Stated problem: In the entries below, identify every line with the string "Permeability" and copy it.

(Saved data entries)
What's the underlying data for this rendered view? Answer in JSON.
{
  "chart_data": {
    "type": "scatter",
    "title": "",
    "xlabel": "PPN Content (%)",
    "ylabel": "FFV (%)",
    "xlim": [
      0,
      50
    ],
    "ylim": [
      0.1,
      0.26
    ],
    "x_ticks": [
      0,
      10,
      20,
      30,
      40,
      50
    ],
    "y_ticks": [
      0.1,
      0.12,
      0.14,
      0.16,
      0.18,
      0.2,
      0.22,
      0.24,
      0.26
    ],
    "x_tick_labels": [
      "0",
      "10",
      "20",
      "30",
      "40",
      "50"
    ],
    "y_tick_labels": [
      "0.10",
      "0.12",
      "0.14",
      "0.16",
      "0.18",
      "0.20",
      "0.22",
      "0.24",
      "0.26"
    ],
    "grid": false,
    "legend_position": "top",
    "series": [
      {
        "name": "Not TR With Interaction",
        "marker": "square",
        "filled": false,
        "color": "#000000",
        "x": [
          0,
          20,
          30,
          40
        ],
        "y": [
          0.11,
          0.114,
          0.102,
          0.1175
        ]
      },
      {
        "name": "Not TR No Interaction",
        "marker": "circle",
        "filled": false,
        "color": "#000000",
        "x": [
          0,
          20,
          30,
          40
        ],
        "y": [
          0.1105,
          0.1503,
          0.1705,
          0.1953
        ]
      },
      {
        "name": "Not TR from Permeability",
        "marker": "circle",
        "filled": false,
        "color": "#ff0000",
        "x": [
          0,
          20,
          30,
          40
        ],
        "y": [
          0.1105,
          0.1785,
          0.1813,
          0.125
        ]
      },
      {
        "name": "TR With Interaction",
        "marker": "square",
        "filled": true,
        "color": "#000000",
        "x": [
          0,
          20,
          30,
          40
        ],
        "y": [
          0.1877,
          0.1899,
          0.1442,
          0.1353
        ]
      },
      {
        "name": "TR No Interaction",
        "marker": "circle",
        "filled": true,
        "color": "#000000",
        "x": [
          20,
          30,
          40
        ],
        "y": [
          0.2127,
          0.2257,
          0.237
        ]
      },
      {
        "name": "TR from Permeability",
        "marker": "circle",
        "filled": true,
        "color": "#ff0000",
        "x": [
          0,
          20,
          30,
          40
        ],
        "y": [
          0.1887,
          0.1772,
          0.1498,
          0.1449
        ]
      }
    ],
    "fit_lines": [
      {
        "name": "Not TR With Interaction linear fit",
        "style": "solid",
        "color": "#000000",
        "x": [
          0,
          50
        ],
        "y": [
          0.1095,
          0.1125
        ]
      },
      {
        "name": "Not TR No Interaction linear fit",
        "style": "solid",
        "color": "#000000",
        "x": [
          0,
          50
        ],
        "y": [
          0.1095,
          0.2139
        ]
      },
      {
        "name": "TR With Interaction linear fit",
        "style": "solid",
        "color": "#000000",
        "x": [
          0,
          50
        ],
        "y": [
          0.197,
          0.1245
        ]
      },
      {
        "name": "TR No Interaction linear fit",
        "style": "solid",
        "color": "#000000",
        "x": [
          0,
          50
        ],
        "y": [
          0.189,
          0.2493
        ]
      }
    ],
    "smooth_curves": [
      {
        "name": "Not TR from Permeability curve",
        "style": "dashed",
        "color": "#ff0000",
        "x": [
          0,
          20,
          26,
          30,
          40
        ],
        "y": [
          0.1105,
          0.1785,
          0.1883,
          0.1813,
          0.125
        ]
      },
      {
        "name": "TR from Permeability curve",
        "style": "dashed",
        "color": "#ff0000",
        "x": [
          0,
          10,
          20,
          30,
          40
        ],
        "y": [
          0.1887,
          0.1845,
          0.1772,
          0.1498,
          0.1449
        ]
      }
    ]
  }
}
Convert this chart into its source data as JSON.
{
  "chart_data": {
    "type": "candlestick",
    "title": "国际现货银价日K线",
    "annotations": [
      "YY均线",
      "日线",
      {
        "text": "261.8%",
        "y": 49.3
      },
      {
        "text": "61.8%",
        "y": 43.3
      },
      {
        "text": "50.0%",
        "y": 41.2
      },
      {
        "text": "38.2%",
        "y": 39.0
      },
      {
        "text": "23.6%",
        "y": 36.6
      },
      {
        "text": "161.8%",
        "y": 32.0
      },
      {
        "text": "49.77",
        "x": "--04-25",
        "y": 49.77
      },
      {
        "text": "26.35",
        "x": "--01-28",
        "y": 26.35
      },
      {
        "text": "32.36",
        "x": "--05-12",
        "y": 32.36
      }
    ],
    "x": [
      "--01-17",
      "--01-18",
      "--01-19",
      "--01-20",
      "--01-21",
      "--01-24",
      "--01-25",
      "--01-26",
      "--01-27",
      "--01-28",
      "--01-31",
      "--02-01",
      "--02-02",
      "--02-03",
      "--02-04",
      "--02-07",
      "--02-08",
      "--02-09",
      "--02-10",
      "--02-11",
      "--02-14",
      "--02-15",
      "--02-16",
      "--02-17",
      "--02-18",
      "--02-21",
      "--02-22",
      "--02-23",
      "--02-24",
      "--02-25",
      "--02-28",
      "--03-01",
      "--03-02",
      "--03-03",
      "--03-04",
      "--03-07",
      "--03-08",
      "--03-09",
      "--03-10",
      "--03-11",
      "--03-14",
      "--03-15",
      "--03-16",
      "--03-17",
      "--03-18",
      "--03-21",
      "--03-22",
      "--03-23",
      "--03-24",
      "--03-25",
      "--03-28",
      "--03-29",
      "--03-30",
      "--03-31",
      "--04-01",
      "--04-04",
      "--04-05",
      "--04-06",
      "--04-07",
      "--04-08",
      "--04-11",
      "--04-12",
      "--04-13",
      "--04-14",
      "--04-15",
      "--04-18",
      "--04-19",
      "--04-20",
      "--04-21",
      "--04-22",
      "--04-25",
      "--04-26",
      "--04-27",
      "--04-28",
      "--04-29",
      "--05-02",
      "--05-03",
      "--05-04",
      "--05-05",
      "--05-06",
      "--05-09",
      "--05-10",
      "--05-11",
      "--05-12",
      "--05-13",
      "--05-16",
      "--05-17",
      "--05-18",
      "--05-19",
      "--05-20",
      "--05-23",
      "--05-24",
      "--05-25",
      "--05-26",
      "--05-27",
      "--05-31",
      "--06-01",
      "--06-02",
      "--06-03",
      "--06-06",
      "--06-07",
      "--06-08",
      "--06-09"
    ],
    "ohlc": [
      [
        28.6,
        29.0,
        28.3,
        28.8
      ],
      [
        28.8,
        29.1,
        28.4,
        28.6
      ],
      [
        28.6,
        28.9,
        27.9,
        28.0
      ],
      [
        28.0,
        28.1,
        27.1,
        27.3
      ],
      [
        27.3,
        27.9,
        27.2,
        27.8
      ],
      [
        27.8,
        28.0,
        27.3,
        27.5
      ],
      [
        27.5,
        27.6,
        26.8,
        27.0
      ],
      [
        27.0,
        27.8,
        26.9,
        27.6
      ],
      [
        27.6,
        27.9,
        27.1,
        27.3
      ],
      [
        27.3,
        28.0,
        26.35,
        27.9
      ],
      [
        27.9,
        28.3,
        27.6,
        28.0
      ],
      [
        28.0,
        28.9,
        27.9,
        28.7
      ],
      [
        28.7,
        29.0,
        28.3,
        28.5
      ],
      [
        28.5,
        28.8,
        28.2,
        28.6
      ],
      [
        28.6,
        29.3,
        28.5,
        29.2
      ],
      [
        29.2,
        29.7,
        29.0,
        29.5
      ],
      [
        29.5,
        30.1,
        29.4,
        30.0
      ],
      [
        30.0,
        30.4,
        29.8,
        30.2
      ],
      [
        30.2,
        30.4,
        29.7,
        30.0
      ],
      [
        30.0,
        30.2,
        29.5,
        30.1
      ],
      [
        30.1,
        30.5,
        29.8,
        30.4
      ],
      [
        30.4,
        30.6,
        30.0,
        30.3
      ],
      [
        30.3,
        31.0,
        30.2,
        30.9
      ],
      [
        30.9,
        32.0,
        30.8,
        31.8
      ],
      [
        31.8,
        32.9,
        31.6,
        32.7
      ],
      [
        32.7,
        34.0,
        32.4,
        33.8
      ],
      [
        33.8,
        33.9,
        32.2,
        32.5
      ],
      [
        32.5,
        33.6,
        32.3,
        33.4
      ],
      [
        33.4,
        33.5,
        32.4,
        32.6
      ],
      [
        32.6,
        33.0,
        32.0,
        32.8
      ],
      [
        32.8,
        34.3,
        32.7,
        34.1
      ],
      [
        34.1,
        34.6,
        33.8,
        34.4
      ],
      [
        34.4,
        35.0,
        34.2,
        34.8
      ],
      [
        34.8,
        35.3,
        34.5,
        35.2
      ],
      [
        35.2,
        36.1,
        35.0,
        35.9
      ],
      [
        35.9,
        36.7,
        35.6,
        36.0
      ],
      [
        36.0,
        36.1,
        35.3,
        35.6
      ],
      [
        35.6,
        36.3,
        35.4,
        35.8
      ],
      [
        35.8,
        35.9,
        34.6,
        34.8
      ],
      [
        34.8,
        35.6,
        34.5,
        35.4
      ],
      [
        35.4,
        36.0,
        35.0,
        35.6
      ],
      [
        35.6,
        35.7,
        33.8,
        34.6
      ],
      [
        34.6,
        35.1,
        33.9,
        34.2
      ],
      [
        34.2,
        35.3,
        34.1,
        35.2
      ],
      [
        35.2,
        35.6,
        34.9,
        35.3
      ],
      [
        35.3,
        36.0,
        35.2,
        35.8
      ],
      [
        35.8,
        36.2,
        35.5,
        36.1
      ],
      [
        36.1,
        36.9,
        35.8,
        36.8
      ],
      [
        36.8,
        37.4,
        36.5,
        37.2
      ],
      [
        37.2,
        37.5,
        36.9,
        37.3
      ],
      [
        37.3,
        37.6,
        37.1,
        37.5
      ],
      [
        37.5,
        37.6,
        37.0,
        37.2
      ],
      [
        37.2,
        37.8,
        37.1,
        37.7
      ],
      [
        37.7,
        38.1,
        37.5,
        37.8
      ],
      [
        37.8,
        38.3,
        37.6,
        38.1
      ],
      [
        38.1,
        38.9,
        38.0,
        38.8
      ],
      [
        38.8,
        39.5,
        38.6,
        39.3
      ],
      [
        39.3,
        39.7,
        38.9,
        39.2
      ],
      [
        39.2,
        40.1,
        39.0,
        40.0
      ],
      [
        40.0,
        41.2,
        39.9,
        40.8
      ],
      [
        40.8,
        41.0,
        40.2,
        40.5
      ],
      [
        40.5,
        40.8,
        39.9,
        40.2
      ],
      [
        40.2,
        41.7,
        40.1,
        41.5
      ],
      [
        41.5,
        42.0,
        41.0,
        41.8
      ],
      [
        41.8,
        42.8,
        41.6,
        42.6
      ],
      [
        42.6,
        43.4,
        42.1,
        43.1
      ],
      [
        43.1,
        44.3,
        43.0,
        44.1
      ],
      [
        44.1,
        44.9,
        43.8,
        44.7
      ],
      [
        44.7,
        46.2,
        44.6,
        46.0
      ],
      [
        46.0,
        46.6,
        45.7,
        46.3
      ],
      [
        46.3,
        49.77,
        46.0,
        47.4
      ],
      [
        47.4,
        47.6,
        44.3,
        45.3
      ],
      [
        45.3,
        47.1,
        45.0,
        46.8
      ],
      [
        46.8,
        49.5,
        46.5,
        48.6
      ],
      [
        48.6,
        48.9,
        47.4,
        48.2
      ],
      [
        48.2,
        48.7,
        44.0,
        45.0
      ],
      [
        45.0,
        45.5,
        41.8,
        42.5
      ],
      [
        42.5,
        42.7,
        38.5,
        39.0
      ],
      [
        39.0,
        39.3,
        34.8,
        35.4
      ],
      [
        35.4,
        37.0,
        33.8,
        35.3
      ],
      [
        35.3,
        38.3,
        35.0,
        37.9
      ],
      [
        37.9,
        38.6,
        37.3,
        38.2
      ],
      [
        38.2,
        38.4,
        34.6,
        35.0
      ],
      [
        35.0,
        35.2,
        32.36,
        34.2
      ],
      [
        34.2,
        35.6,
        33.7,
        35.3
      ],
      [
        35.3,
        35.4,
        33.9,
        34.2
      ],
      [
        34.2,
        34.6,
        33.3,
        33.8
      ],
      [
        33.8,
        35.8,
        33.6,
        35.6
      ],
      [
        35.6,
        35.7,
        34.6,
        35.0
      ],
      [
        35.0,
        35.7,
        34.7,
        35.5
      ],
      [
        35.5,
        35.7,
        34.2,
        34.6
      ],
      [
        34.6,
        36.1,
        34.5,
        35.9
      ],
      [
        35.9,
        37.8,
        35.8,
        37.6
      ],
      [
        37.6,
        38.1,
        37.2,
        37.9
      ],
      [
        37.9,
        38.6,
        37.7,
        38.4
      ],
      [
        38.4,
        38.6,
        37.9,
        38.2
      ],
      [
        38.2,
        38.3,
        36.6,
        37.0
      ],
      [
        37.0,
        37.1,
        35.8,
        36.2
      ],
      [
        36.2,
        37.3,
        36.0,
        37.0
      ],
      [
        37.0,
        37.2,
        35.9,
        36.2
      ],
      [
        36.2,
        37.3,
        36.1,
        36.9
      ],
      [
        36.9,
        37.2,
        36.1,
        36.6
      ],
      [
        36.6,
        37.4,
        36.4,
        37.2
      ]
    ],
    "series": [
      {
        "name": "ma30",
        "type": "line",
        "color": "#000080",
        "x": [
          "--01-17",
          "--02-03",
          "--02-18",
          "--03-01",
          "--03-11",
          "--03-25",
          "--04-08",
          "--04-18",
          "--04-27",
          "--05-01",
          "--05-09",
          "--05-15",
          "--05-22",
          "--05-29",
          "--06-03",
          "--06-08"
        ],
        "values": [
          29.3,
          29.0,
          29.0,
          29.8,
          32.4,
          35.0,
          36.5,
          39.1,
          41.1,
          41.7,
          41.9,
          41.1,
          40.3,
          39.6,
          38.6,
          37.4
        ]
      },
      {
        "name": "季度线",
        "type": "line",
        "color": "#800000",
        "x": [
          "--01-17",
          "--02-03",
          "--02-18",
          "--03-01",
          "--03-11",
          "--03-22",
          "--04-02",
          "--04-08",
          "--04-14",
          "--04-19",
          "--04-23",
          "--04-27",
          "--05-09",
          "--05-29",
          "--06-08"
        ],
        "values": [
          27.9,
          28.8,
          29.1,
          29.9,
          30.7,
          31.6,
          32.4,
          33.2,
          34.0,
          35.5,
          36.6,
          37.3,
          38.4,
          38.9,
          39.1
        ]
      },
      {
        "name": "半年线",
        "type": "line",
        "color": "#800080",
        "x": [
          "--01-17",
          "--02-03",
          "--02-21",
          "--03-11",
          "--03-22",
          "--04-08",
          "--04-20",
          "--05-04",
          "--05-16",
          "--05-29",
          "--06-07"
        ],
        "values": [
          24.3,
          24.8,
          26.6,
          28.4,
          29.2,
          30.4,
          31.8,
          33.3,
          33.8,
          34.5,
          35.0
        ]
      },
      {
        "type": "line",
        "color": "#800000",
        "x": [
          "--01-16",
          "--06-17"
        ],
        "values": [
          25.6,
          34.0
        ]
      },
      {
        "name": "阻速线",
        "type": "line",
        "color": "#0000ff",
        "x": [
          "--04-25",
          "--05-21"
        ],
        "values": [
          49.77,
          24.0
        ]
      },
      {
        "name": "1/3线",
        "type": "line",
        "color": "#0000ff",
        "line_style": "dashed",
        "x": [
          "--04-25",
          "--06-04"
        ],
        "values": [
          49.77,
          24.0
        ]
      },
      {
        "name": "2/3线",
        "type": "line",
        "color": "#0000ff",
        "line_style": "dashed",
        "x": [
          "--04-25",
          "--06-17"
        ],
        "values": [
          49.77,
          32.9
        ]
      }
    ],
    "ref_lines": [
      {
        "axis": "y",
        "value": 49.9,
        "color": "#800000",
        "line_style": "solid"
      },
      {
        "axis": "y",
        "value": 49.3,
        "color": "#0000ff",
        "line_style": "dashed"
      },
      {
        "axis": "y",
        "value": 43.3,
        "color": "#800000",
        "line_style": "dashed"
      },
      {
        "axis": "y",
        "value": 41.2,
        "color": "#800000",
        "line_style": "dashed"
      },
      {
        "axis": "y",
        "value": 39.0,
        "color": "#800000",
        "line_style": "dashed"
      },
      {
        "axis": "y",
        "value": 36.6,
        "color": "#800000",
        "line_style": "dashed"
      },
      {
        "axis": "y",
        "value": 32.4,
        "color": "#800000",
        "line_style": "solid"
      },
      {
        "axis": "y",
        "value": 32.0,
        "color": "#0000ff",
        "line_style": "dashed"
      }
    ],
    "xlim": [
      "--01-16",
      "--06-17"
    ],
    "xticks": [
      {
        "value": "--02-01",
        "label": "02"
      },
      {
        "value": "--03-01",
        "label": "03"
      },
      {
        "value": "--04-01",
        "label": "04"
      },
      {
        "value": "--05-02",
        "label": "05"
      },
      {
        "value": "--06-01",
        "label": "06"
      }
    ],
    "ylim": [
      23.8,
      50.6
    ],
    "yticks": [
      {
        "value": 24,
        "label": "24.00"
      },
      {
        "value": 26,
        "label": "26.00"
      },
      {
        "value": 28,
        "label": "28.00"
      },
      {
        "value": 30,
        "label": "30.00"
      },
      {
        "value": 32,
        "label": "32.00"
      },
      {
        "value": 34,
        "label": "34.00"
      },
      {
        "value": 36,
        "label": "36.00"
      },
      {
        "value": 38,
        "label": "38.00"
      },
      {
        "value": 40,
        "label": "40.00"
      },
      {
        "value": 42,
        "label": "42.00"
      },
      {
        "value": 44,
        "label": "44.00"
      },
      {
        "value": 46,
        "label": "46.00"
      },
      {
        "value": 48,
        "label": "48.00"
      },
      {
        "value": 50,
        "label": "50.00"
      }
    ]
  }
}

Finished answer:
        "name": "Not TR from Permeability",
        "name": "TR from Permeability",
        "name": "Not TR from Permeability curve",
        "name": "TR from Permeability curve",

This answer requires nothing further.